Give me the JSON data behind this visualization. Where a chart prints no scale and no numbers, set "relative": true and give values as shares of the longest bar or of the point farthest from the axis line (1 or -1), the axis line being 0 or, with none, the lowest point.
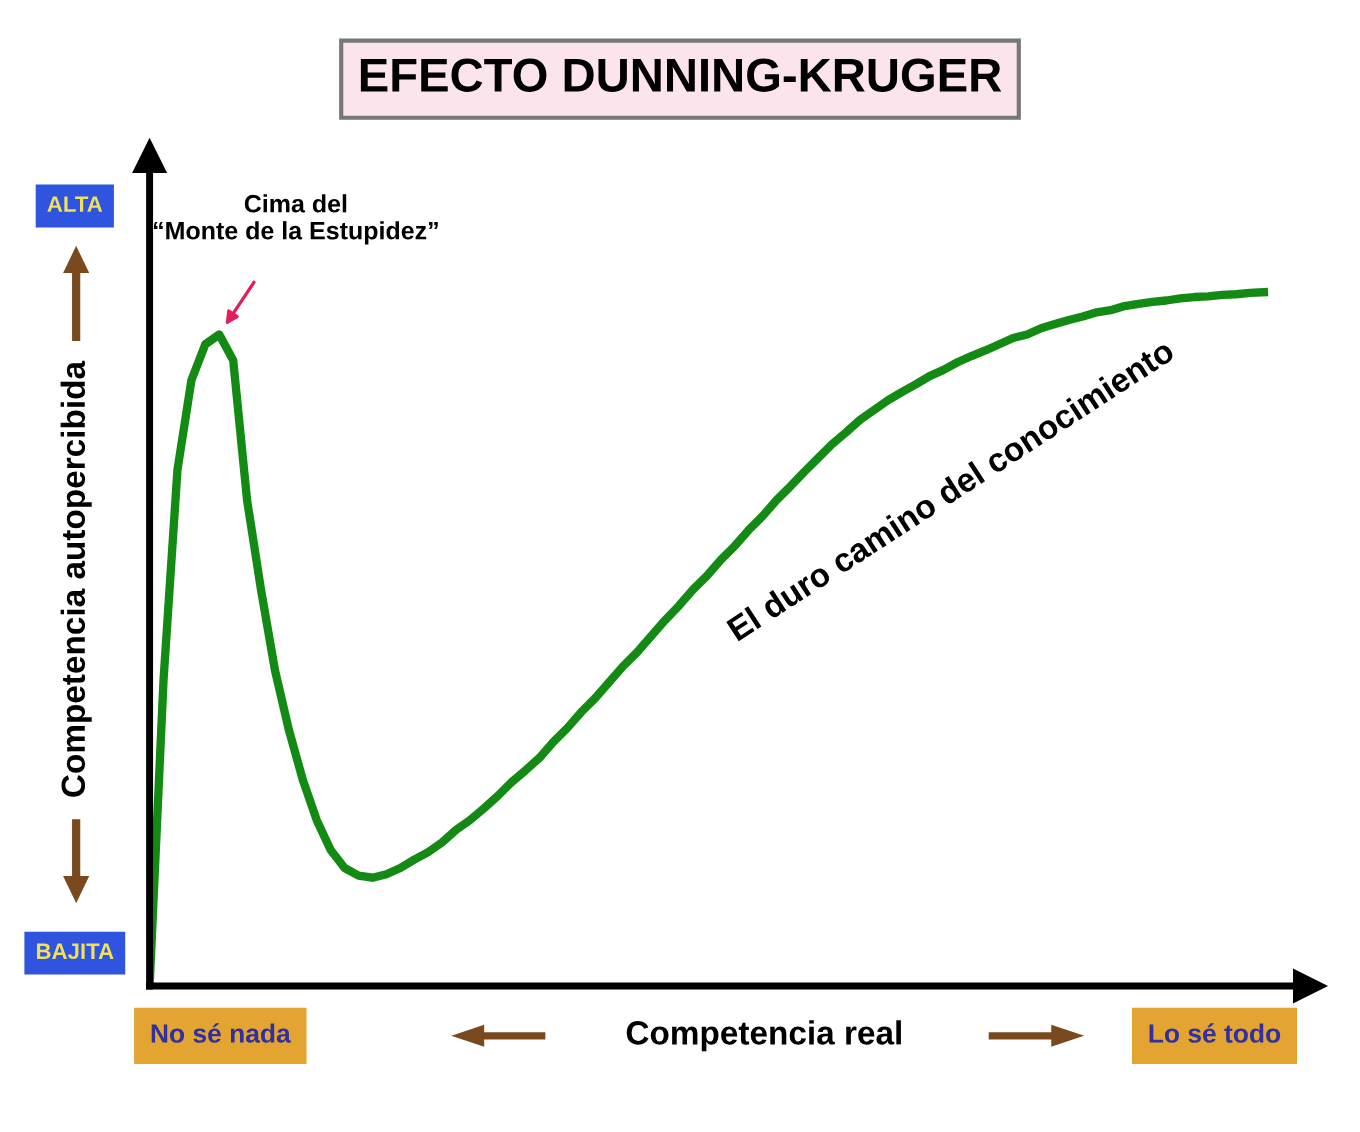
{
  "chart_data": {
    "type": "line",
    "title": "EFECTO DUNNING-KRUGER",
    "xlabel": "Competencia real",
    "ylabel": "Competencia autopercibida",
    "relative": true,
    "grid": false,
    "marker": "none",
    "line_style": "solid",
    "categories": [
      null,
      null,
      null,
      null,
      null,
      null,
      null,
      null,
      null,
      null,
      null,
      null,
      null,
      null,
      null,
      null,
      null,
      null,
      null,
      null,
      null,
      null,
      null,
      null,
      null,
      null,
      null,
      null,
      null,
      null,
      null,
      null,
      null,
      null,
      null,
      null,
      null,
      null,
      null,
      null,
      null,
      null,
      null,
      null,
      null,
      null,
      null,
      null,
      null,
      null,
      null,
      null,
      null,
      null,
      null,
      null,
      null,
      null,
      null,
      null,
      null,
      null,
      null,
      null,
      null,
      null,
      null,
      null,
      null,
      null,
      null,
      null,
      null,
      null,
      null,
      null,
      null,
      null,
      null,
      null,
      null
    ],
    "series": [
      {
        "color": "#138a13",
        "values": [
          0,
          0.441,
          0.744,
          0.873,
          0.925,
          0.939,
          0.902,
          0.7,
          0.571,
          0.455,
          0.369,
          0.297,
          0.239,
          0.196,
          0.17,
          0.159,
          0.156,
          0.161,
          0.17,
          0.182,
          0.193,
          0.207,
          0.225,
          0.239,
          0.256,
          0.274,
          0.294,
          0.311,
          0.329,
          0.352,
          0.372,
          0.395,
          0.415,
          0.438,
          0.461,
          0.481,
          0.504,
          0.527,
          0.548,
          0.571,
          0.591,
          0.614,
          0.634,
          0.657,
          0.677,
          0.7,
          0.72,
          0.741,
          0.761,
          0.781,
          0.798,
          0.816,
          0.83,
          0.844,
          0.856,
          0.867,
          0.879,
          0.888,
          0.899,
          0.908,
          0.916,
          0.925,
          0.934,
          0.939,
          0.948,
          0.954,
          0.96,
          0.965,
          0.971,
          0.974,
          0.98,
          0.983,
          0.986,
          0.988,
          0.991,
          0.993,
          0.994,
          0.996,
          0.997,
          0.999,
          1
        ]
      }
    ],
    "annotations": [
      "Cima del\n“Monte de la Estupidez”",
      "El duro camino del conocimiento",
      "ALTA",
      "BAJITA",
      "No sé nada",
      "Lo sé todo"
    ]
  }
}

+===+

*Set problem*. Every line above should be returned exactly; the pictures stay out.

*Task solution*.
Give me the JSON data behind this visualization. Where a chart prints no scale and no numbers, set "relative": true and give values as shares of the longest bar or of the point farthest from the axis line (1 or -1), the axis line being 0 or, with none, the lowest point.
{
  "chart_data": {
    "type": "line",
    "title": "EFECTO DUNNING-KRUGER",
    "xlabel": "Competencia real",
    "ylabel": "Competencia autopercibida",
    "relative": true,
    "grid": false,
    "marker": "none",
    "line_style": "solid",
    "categories": [
      null,
      null,
      null,
      null,
      null,
      null,
      null,
      null,
      null,
      null,
      null,
      null,
      null,
      null,
      null,
      null,
      null,
      null,
      null,
      null,
      null,
      null,
      null,
      null,
      null,
      null,
      null,
      null,
      null,
      null,
      null,
      null,
      null,
      null,
      null,
      null,
      null,
      null,
      null,
      null,
      null,
      null,
      null,
      null,
      null,
      null,
      null,
      null,
      null,
      null,
      null,
      null,
      null,
      null,
      null,
      null,
      null,
      null,
      null,
      null,
      null,
      null,
      null,
      null,
      null,
      null,
      null,
      null,
      null,
      null,
      null,
      null,
      null,
      null,
      null,
      null,
      null,
      null,
      null,
      null,
      null
    ],
    "series": [
      {
        "color": "#138a13",
        "values": [
          0,
          0.441,
          0.744,
          0.873,
          0.925,
          0.939,
          0.902,
          0.7,
          0.571,
          0.455,
          0.369,
          0.297,
          0.239,
          0.196,
          0.17,
          0.159,
          0.156,
          0.161,
          0.17,
          0.182,
          0.193,
          0.207,
          0.225,
          0.239,
          0.256,
          0.274,
          0.294,
          0.311,
          0.329,
          0.352,
          0.372,
          0.395,
          0.415,
          0.438,
          0.461,
          0.481,
          0.504,
          0.527,
          0.548,
          0.571,
          0.591,
          0.614,
          0.634,
          0.657,
          0.677,
          0.7,
          0.72,
          0.741,
          0.761,
          0.781,
          0.798,
          0.816,
          0.83,
          0.844,
          0.856,
          0.867,
          0.879,
          0.888,
          0.899,
          0.908,
          0.916,
          0.925,
          0.934,
          0.939,
          0.948,
          0.954,
          0.96,
          0.965,
          0.971,
          0.974,
          0.98,
          0.983,
          0.986,
          0.988,
          0.991,
          0.993,
          0.994,
          0.996,
          0.997,
          0.999,
          1
        ]
      }
    ],
    "annotations": [
      "Cima del\n“Monte de la Estupidez”",
      "El duro camino del conocimiento",
      "ALTA",
      "BAJITA",
      "No sé nada",
      "Lo sé todo"
    ]
  }
}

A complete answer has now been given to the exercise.